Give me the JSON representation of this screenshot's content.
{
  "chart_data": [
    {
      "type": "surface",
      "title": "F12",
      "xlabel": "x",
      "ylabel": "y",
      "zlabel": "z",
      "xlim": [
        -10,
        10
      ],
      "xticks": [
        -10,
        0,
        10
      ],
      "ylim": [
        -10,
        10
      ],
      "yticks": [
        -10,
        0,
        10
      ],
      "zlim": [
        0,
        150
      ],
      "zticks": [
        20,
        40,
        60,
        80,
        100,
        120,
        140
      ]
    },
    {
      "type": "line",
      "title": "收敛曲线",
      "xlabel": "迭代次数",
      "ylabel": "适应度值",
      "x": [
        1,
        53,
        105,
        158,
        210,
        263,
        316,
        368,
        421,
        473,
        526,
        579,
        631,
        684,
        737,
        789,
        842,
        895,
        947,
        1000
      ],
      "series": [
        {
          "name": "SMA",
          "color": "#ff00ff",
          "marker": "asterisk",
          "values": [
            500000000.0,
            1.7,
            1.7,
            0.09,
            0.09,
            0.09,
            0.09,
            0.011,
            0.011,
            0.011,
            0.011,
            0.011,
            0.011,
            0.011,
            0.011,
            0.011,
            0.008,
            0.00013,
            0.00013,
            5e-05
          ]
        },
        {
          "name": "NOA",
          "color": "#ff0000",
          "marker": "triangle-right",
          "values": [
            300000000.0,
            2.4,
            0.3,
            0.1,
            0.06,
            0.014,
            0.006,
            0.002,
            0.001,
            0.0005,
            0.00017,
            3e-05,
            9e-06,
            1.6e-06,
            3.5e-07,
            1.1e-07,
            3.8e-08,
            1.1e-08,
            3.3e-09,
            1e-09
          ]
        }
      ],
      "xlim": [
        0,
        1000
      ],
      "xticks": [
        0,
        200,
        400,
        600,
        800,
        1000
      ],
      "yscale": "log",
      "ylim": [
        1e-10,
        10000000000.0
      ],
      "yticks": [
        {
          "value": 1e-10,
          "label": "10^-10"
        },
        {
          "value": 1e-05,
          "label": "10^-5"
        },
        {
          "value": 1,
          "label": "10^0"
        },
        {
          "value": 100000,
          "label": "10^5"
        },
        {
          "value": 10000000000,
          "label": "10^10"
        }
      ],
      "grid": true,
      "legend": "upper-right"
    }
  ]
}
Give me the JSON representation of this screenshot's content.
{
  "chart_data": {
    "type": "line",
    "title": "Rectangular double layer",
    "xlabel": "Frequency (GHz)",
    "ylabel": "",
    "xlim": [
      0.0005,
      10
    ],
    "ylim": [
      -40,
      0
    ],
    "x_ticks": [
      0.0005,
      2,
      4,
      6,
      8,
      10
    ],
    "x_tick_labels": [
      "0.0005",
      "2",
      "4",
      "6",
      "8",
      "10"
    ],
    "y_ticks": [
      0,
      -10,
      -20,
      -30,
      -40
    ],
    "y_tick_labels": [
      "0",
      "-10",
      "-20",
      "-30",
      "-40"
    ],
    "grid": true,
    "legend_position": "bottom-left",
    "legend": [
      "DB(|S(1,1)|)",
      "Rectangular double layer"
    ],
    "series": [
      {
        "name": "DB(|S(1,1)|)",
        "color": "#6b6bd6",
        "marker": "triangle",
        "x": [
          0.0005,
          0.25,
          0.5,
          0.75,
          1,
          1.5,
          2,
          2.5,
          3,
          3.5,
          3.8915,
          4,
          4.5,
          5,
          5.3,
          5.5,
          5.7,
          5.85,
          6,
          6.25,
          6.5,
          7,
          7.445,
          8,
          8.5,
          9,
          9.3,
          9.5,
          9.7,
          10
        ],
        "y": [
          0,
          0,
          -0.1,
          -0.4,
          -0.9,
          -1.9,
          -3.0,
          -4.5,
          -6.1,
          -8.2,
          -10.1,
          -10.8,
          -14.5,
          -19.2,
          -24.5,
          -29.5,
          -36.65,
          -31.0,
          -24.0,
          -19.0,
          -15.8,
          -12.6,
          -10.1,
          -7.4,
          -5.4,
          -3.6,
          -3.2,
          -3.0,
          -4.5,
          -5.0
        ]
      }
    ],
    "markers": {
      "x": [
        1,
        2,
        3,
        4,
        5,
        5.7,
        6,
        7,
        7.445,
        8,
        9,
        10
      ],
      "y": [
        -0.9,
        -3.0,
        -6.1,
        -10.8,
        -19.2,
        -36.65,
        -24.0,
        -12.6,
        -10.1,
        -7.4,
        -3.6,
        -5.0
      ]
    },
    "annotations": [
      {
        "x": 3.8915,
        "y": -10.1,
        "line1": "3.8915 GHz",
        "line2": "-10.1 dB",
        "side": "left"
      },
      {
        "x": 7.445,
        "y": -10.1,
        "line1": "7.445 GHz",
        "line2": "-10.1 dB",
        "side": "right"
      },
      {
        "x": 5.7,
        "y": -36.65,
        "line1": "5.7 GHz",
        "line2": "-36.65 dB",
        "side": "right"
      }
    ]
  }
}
+-------+
● Instruction
Every record shown above must be echoed exactly.

● Final answer
Give me the JSON representation of this screenshot's content.
{
  "chart_data": [
    {
      "type": "surface",
      "title": "F12",
      "xlabel": "x",
      "ylabel": "y",
      "zlabel": "z",
      "xlim": [
        -10,
        10
      ],
      "xticks": [
        -10,
        0,
        10
      ],
      "ylim": [
        -10,
        10
      ],
      "yticks": [
        -10,
        0,
        10
      ],
      "zlim": [
        0,
        150
      ],
      "zticks": [
        20,
        40,
        60,
        80,
        100,
        120,
        140
      ]
    },
    {
      "type": "line",
      "title": "收敛曲线",
      "xlabel": "迭代次数",
      "ylabel": "适应度值",
      "x": [
        1,
        53,
        105,
        158,
        210,
        263,
        316,
        368,
        421,
        473,
        526,
        579,
        631,
        684,
        737,
        789,
        842,
        895,
        947,
        1000
      ],
      "series": [
        {
          "name": "SMA",
          "color": "#ff00ff",
          "marker": "asterisk",
          "values": [
            500000000.0,
            1.7,
            1.7,
            0.09,
            0.09,
            0.09,
            0.09,
            0.011,
            0.011,
            0.011,
            0.011,
            0.011,
            0.011,
            0.011,
            0.011,
            0.011,
            0.008,
            0.00013,
            0.00013,
            5e-05
          ]
        },
        {
          "name": "NOA",
          "color": "#ff0000",
          "marker": "triangle-right",
          "values": [
            300000000.0,
            2.4,
            0.3,
            0.1,
            0.06,
            0.014,
            0.006,
            0.002,
            0.001,
            0.0005,
            0.00017,
            3e-05,
            9e-06,
            1.6e-06,
            3.5e-07,
            1.1e-07,
            3.8e-08,
            1.1e-08,
            3.3e-09,
            1e-09
          ]
        }
      ],
      "xlim": [
        0,
        1000
      ],
      "xticks": [
        0,
        200,
        400,
        600,
        800,
        1000
      ],
      "yscale": "log",
      "ylim": [
        1e-10,
        10000000000.0
      ],
      "yticks": [
        {
          "value": 1e-10,
          "label": "10^-10"
        },
        {
          "value": 1e-05,
          "label": "10^-5"
        },
        {
          "value": 1,
          "label": "10^0"
        },
        {
          "value": 100000,
          "label": "10^5"
        },
        {
          "value": 10000000000,
          "label": "10^10"
        }
      ],
      "grid": true,
      "legend": "upper-right"
    }
  ]
}
Give me the JSON representation of this screenshot's content.
{
  "chart_data": {
    "type": "line",
    "title": "Rectangular double layer",
    "xlabel": "Frequency (GHz)",
    "ylabel": "",
    "xlim": [
      0.0005,
      10
    ],
    "ylim": [
      -40,
      0
    ],
    "x_ticks": [
      0.0005,
      2,
      4,
      6,
      8,
      10
    ],
    "x_tick_labels": [
      "0.0005",
      "2",
      "4",
      "6",
      "8",
      "10"
    ],
    "y_ticks": [
      0,
      -10,
      -20,
      -30,
      -40
    ],
    "y_tick_labels": [
      "0",
      "-10",
      "-20",
      "-30",
      "-40"
    ],
    "grid": true,
    "legend_position": "bottom-left",
    "legend": [
      "DB(|S(1,1)|)",
      "Rectangular double layer"
    ],
    "series": [
      {
        "name": "DB(|S(1,1)|)",
        "color": "#6b6bd6",
        "marker": "triangle",
        "x": [
          0.0005,
          0.25,
          0.5,
          0.75,
          1,
          1.5,
          2,
          2.5,
          3,
          3.5,
          3.8915,
          4,
          4.5,
          5,
          5.3,
          5.5,
          5.7,
          5.85,
          6,
          6.25,
          6.5,
          7,
          7.445,
          8,
          8.5,
          9,
          9.3,
          9.5,
          9.7,
          10
        ],
        "y": [
          0,
          0,
          -0.1,
          -0.4,
          -0.9,
          -1.9,
          -3.0,
          -4.5,
          -6.1,
          -8.2,
          -10.1,
          -10.8,
          -14.5,
          -19.2,
          -24.5,
          -29.5,
          -36.65,
          -31.0,
          -24.0,
          -19.0,
          -15.8,
          -12.6,
          -10.1,
          -7.4,
          -5.4,
          -3.6,
          -3.2,
          -3.0,
          -4.5,
          -5.0
        ]
      }
    ],
    "markers": {
      "x": [
        1,
        2,
        3,
        4,
        5,
        5.7,
        6,
        7,
        7.445,
        8,
        9,
        10
      ],
      "y": [
        -0.9,
        -3.0,
        -6.1,
        -10.8,
        -19.2,
        -36.65,
        -24.0,
        -12.6,
        -10.1,
        -7.4,
        -3.6,
        -5.0
      ]
    },
    "annotations": [
      {
        "x": 3.8915,
        "y": -10.1,
        "line1": "3.8915 GHz",
        "line2": "-10.1 dB",
        "side": "left"
      },
      {
        "x": 7.445,
        "y": -10.1,
        "line1": "7.445 GHz",
        "line2": "-10.1 dB",
        "side": "right"
      },
      {
        "x": 5.7,
        "y": -36.65,
        "line1": "5.7 GHz",
        "line2": "-36.65 dB",
        "side": "right"
      }
    ]
  }
}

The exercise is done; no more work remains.